**The task:** Copy every record below exactly as written, but leave out the pictures.

**Dataset entries:**

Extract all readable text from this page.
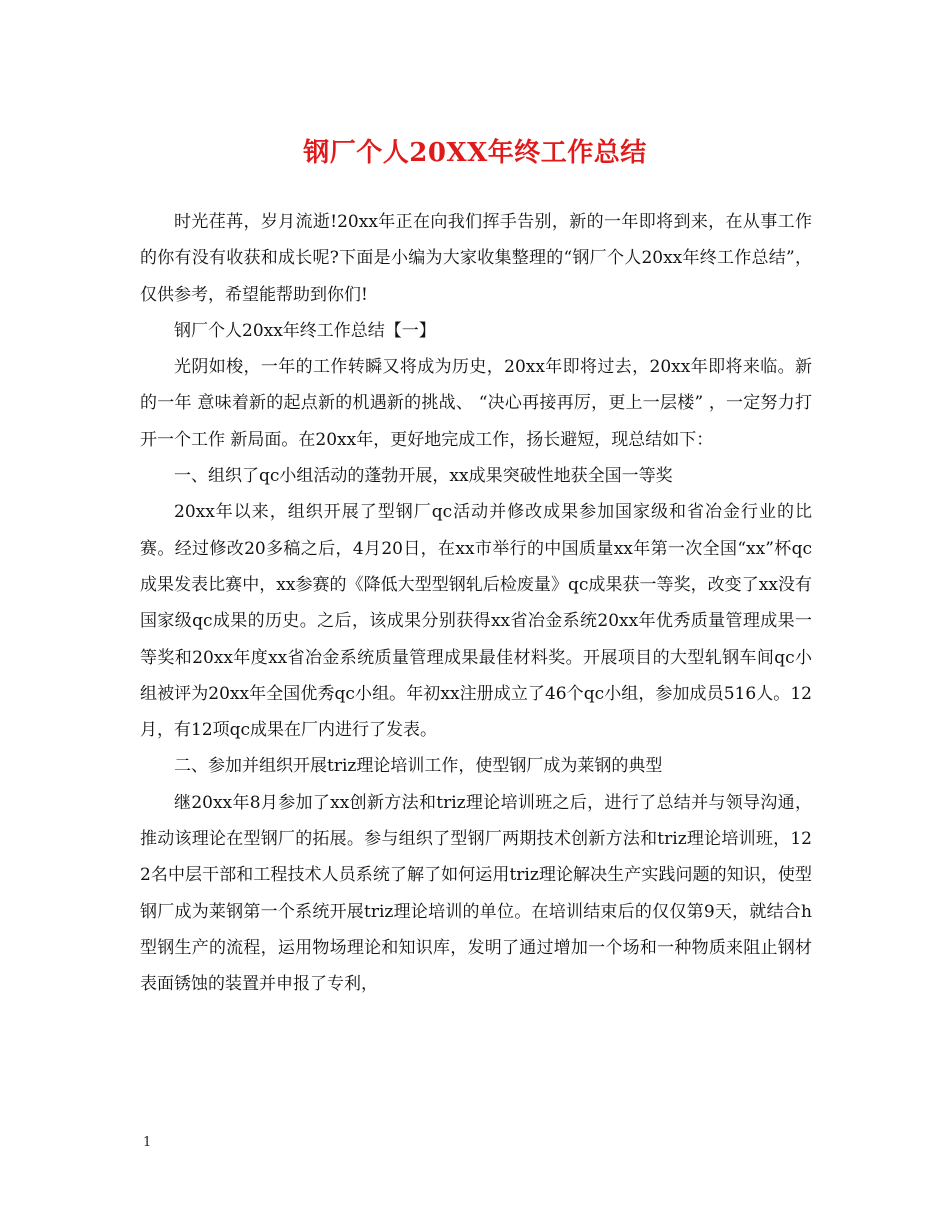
钢厂个人20XX年终工作总结

时光荏苒，岁月流逝!20xx年正在向我们挥手告别，新的一年即将到来，在从事工作的你有没有收获和成长呢?下面是小编为大家收集整理的“钢厂个人20xx年终工作总结”，仅供参考，希望能帮助到你们!

钢厂个人20xx年终工作总结【一】

光阴如梭，一年的工作转瞬又将成为历史，20xx年即将过去，20xx年即将来临。新的一年 意味着新的起点新的机遇新的挑战、 “决心再接再厉，更上一层楼” ，一定努力打开一个工作 新局面。在20xx年，更好地完成工作，扬长避短，现总结如下：

一、组织了qc小组活动的蓬勃开展，xx成果突破性地获全国一等奖

20xx年以来，组织开展了型钢厂qc活动并修改成果参加国家级和省冶金行业的比赛。经过修改20多稿之后，4月20日，在xx市举行的中国质量xx年第一次全国“xx”杯qc成果发表比赛中，xx参赛的《降低大型型钢轧后检废量》qc成果获一等奖，改变了xx没有国家级qc成果的历史。之后，该成果分别获得xx省冶金系统20xx年优秀质量管理成果一等奖和20xx年度xx省冶金系统质量管理成果最佳材料奖。开展项目的大型轧钢车间qc小组被评为20xx年全国优秀qc小组。年初xx注册成立了46个qc小组，参加成员516人。12月，有12项qc成果在厂内进行了发表。

二、参加并组织开展triz理论培训工作，使型钢厂成为莱钢的典型

继20xx年8月参加了xx创新方法和triz理论培训班之后，进行了总结并与领导沟通，推动该理论在型钢厂的拓展。参与组织了型钢厂两期技术创新方法和triz理论培训班，122名中层干部和工程技术人员系统了解了如何运用triz理论解决生产实践问题的知识，使型钢厂成为莱钢第一个系统开展triz理论培训的单位。在培训结束后的仅仅第9天，就结合h型钢生产的流程，运用物场理论和知识库，发明了通过增加一个场和一种物质来阻止钢材表面锈蚀的装置并申报了专利，

1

**The response:**
Extract all readable text from this page.
钢厂个人20XX年终工作总结

时光荏苒，岁月流逝!20xx年正在向我们挥手告别，新的一年即将到来，在从事工作的你有没有收获和成长呢?下面是小编为大家收集整理的“钢厂个人20xx年终工作总结”，仅供参考，希望能帮助到你们!

钢厂个人20xx年终工作总结【一】

光阴如梭，一年的工作转瞬又将成为历史，20xx年即将过去，20xx年即将来临。新的一年 意味着新的起点新的机遇新的挑战、 “决心再接再厉，更上一层楼” ，一定努力打开一个工作 新局面。在20xx年，更好地完成工作，扬长避短，现总结如下：

一、组织了qc小组活动的蓬勃开展，xx成果突破性地获全国一等奖

20xx年以来，组织开展了型钢厂qc活动并修改成果参加国家级和省冶金行业的比赛。经过修改20多稿之后，4月20日，在xx市举行的中国质量xx年第一次全国“xx”杯qc成果发表比赛中，xx参赛的《降低大型型钢轧后检废量》qc成果获一等奖，改变了xx没有国家级qc成果的历史。之后，该成果分别获得xx省冶金系统20xx年优秀质量管理成果一等奖和20xx年度xx省冶金系统质量管理成果最佳材料奖。开展项目的大型轧钢车间qc小组被评为20xx年全国优秀qc小组。年初xx注册成立了46个qc小组，参加成员516人。12月，有12项qc成果在厂内进行了发表。

二、参加并组织开展triz理论培训工作，使型钢厂成为莱钢的典型

继20xx年8月参加了xx创新方法和triz理论培训班之后，进行了总结并与领导沟通，推动该理论在型钢厂的拓展。参与组织了型钢厂两期技术创新方法和triz理论培训班，122名中层干部和工程技术人员系统了解了如何运用triz理论解决生产实践问题的知识，使型钢厂成为莱钢第一个系统开展triz理论培训的单位。在培训结束后的仅仅第9天，就结合h型钢生产的流程，运用物场理论和知识库，发明了通过增加一个场和一种物质来阻止钢材表面锈蚀的装置并申报了专利，

1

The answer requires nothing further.